Tally the lines in the listing below that contain "Precision" and report the tally alone.

[Rows from a figure dataset]
■ ■ ■ ■

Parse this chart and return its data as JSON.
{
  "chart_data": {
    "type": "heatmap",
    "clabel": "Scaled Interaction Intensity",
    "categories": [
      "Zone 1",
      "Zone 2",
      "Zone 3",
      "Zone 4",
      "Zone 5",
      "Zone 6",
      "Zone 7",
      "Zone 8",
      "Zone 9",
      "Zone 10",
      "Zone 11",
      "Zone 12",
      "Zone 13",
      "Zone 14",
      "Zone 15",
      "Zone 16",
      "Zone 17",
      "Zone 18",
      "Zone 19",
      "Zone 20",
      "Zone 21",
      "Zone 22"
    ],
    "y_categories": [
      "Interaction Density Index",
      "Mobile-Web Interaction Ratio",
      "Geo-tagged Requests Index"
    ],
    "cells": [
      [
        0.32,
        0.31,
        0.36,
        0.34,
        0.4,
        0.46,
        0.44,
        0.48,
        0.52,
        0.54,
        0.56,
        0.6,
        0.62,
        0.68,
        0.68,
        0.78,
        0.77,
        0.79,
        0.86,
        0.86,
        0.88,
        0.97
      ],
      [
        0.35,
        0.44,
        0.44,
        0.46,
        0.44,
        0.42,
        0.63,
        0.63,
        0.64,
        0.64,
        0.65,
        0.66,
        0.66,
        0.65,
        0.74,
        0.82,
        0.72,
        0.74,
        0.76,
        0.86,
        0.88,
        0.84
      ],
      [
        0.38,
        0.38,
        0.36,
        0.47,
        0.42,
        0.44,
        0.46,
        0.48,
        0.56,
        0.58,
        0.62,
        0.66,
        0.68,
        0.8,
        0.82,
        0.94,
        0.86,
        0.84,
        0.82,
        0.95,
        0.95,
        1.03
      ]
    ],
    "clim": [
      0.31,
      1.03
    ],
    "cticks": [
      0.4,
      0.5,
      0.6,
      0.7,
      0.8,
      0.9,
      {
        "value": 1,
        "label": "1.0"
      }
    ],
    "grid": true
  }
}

■ ■ ■ ■

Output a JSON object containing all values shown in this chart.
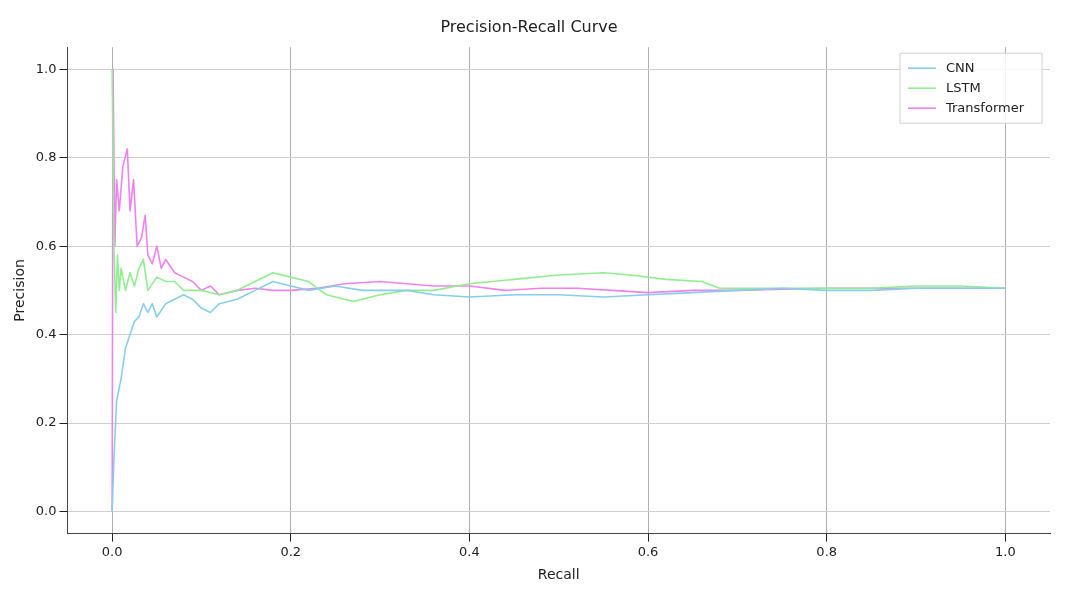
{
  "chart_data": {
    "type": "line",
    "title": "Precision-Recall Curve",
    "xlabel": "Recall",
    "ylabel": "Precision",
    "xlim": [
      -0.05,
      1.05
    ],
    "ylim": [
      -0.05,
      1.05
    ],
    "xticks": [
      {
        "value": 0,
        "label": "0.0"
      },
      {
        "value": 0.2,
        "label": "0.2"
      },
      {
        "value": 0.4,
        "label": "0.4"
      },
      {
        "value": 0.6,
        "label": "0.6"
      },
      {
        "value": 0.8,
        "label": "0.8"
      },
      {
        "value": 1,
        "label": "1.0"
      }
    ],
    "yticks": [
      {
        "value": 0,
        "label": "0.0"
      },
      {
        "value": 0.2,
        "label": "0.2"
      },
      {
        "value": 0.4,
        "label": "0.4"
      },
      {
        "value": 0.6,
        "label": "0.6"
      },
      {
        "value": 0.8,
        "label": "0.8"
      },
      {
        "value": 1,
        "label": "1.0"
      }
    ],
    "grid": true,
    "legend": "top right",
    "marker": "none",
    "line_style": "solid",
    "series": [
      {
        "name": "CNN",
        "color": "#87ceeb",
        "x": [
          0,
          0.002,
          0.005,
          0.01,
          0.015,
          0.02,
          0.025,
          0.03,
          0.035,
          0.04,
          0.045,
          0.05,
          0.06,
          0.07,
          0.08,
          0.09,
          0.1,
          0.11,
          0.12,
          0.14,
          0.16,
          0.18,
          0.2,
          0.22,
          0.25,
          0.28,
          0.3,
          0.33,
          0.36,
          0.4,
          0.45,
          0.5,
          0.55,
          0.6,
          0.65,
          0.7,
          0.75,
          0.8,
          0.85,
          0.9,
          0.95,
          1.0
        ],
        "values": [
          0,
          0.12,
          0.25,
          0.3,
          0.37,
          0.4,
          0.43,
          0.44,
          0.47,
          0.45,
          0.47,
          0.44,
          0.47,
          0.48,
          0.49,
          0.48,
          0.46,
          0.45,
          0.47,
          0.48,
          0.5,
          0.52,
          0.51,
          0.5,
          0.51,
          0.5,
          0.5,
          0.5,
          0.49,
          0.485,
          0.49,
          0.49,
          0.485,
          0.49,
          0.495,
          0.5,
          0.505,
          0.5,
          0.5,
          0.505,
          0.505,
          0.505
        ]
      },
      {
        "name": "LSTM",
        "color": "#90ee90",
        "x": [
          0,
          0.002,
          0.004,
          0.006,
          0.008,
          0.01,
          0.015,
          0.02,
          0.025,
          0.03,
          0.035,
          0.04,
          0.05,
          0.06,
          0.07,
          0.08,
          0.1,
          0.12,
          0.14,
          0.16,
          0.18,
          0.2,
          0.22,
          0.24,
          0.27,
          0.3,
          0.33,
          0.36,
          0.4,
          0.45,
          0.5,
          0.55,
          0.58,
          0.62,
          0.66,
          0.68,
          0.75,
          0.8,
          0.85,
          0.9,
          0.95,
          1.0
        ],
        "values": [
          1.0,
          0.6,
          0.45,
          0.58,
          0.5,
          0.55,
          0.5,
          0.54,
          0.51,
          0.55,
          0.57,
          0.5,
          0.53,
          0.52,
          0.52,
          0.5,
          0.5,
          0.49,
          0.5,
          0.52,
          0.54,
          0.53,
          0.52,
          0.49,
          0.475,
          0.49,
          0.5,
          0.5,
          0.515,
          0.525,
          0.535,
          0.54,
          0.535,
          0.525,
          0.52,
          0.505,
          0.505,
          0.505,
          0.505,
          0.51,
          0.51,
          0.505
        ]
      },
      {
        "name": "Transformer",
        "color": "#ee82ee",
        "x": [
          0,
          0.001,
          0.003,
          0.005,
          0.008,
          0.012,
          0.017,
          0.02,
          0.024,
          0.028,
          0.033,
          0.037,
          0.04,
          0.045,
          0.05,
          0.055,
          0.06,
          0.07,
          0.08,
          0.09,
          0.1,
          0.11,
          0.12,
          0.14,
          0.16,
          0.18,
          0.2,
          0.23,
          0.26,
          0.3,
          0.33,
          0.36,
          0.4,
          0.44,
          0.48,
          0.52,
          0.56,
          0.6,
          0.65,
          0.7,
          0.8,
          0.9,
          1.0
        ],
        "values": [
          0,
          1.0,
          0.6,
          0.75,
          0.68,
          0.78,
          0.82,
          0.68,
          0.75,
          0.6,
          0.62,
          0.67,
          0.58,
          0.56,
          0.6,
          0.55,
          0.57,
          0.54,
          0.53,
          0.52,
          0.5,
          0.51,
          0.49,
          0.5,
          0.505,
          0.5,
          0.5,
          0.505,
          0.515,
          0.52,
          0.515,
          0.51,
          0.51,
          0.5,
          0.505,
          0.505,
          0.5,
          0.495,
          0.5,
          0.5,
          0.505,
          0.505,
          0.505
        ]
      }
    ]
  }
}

■ ■ ■ ■

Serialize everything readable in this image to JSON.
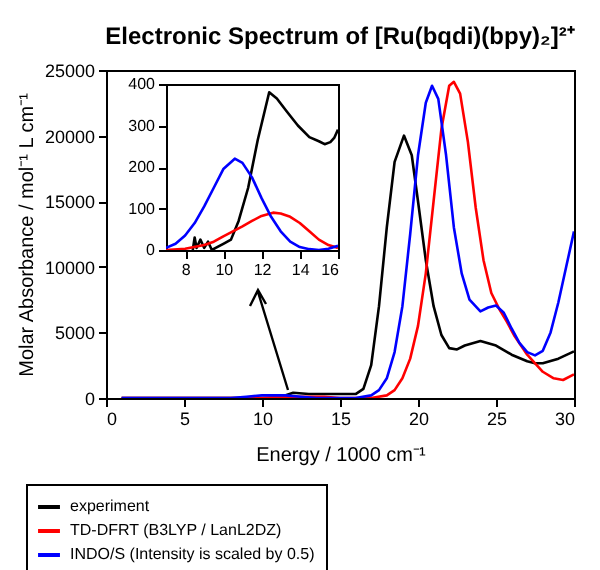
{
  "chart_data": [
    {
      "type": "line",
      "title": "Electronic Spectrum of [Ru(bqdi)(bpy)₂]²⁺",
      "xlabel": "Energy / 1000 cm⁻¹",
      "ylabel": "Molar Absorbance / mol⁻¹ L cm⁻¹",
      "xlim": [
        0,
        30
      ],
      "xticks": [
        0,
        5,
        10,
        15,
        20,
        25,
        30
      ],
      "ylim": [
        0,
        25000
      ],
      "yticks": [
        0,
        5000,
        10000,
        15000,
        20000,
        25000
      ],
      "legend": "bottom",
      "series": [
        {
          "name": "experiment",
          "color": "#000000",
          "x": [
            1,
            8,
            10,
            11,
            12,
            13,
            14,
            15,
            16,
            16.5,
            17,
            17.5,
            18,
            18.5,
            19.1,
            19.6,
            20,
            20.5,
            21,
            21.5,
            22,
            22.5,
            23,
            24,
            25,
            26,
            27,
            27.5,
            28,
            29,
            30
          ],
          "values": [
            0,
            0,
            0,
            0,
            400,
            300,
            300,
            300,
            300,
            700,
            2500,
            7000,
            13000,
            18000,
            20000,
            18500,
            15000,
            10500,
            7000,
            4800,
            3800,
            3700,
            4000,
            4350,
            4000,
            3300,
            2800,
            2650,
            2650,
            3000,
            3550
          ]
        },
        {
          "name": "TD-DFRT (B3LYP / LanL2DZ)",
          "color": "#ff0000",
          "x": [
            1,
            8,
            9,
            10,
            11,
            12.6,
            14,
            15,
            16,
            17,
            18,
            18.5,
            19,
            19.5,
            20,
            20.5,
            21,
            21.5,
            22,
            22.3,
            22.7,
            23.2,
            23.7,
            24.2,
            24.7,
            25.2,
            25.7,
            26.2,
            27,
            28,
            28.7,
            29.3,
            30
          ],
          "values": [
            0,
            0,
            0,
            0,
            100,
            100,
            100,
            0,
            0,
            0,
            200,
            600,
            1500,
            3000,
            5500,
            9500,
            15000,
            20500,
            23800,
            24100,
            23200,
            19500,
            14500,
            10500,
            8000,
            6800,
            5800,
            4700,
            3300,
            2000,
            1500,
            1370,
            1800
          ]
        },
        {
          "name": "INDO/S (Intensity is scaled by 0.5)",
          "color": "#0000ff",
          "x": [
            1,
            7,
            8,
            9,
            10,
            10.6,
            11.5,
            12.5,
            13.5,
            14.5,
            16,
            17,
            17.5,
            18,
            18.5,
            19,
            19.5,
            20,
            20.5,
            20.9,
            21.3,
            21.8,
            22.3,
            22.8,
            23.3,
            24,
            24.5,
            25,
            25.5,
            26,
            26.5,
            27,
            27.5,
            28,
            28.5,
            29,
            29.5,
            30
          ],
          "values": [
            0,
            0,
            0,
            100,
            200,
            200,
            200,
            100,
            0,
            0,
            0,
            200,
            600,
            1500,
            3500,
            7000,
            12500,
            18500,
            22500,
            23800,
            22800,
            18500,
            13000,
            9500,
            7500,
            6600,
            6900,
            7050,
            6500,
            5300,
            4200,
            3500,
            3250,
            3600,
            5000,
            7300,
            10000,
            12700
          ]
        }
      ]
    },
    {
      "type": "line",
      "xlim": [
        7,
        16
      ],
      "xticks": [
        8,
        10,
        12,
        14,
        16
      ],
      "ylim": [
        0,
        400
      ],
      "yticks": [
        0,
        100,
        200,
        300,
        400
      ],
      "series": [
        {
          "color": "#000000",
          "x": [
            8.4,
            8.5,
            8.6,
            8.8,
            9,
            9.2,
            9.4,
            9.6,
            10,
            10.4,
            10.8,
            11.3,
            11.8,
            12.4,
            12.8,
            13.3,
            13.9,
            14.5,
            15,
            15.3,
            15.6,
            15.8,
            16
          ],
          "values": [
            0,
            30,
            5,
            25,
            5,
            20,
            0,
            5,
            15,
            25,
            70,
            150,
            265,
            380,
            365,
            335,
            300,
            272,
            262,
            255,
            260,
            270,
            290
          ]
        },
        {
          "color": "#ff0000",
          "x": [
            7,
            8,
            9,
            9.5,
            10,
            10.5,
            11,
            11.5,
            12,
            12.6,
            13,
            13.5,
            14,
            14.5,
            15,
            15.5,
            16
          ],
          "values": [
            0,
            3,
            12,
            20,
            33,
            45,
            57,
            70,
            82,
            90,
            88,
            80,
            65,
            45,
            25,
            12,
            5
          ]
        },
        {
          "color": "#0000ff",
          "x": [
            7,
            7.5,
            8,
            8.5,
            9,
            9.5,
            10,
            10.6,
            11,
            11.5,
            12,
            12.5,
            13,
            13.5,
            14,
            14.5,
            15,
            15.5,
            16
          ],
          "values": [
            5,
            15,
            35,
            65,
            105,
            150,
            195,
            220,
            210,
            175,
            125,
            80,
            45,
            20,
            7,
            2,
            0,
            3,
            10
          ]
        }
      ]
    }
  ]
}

■ ■ ■ ■

- RESPONSE TO THE TASK
2